Extracts from a graphics dataset:
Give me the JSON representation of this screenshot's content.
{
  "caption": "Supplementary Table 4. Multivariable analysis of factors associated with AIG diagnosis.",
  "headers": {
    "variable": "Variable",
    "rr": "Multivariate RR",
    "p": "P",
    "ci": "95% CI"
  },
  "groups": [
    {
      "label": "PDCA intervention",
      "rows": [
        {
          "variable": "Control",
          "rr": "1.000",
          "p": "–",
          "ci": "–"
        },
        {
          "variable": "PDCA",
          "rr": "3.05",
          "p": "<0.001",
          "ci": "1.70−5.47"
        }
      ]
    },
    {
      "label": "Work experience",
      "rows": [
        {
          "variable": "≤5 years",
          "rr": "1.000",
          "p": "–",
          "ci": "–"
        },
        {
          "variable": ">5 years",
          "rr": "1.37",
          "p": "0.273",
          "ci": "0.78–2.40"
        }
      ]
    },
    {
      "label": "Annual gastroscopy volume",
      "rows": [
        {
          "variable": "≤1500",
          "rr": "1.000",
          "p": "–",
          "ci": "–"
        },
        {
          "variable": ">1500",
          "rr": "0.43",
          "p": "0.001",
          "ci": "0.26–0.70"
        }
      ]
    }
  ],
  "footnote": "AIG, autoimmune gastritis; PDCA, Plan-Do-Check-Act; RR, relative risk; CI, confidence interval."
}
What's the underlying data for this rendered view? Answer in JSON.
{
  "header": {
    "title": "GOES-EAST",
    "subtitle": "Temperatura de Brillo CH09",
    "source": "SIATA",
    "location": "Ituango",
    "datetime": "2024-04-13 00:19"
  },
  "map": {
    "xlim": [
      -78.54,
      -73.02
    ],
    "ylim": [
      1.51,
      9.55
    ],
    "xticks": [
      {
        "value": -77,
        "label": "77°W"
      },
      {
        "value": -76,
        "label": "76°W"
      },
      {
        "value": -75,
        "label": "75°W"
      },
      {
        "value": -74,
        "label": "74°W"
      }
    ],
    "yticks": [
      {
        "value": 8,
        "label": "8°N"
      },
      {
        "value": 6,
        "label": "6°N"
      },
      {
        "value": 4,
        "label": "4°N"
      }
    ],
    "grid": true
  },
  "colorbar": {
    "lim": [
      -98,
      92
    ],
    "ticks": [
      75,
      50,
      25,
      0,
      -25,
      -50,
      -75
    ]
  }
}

▶ **Written task**
Give the number of lines in the records above that contain the word "this". Reply with that number alone.

▶ **Result of the exercise**
2